### THE INPUT
=======

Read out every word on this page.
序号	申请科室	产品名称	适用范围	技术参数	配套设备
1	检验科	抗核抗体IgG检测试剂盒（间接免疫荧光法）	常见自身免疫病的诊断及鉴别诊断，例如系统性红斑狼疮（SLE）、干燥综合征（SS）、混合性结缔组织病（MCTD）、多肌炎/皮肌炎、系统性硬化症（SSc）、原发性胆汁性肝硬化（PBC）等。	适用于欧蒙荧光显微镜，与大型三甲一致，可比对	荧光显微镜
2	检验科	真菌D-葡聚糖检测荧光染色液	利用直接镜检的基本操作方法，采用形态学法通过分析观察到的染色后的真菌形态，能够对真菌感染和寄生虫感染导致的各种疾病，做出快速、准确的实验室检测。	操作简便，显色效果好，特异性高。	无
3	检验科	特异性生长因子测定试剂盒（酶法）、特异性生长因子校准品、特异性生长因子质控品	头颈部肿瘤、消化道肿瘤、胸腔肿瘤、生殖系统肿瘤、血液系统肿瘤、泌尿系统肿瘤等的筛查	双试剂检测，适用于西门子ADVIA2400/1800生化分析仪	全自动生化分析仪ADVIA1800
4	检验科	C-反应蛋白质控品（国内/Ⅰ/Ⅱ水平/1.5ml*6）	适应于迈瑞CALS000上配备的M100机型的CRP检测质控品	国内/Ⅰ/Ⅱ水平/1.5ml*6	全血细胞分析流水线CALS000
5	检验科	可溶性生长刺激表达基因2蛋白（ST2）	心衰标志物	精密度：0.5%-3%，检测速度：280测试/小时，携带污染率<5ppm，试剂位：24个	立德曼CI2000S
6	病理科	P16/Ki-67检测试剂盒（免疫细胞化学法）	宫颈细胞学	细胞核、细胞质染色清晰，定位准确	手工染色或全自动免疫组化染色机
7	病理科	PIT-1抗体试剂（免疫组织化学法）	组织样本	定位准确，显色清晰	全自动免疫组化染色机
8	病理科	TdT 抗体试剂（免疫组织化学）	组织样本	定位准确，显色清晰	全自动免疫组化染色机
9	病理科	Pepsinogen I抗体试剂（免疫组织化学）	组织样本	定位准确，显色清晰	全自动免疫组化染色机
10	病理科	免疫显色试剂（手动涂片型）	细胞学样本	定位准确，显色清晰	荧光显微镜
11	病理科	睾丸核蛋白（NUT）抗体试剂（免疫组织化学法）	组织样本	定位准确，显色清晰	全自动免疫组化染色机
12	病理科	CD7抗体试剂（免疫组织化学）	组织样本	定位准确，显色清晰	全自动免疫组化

=======

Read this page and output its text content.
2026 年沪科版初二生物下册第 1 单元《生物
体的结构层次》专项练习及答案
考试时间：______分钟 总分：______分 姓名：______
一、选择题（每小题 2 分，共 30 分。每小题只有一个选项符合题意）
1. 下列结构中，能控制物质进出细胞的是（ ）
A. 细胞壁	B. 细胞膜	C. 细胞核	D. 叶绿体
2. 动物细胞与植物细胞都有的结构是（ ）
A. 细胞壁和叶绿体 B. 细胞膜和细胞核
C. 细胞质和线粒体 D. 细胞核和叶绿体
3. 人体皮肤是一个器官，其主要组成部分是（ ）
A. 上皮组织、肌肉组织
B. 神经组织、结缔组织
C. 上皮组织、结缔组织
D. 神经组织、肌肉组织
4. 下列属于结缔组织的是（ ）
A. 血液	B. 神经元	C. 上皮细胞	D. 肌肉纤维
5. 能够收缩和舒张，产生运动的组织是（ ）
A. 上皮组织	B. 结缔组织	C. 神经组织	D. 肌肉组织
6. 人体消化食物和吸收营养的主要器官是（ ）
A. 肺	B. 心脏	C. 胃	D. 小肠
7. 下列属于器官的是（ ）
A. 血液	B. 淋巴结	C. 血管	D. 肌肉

=======

### WORK TO DO
In the records above, find each line holding "组织样本" and copy it.

### EXERCISE OUTPUT
7	病理科	PIT-1抗体试剂（免疫组织化学法）	组织样本	定位准确，显色清晰	全自动免疫组化染色机
8	病理科	TdT 抗体试剂（免疫组织化学）	组织样本	定位准确，显色清晰	全自动免疫组化染色机
9	病理科	Pepsinogen I抗体试剂（免疫组织化学）	组织样本	定位准确，显色清晰	全自动免疫组化染色机
11	病理科	睾丸核蛋白（NUT）抗体试剂（免疫组织化学法）	组织样本	定位准确，显色清晰	全自动免疫组化染色机
12	病理科	CD7抗体试剂（免疫组织化学）	组织样本	定位准确，显色清晰	全自动免疫组化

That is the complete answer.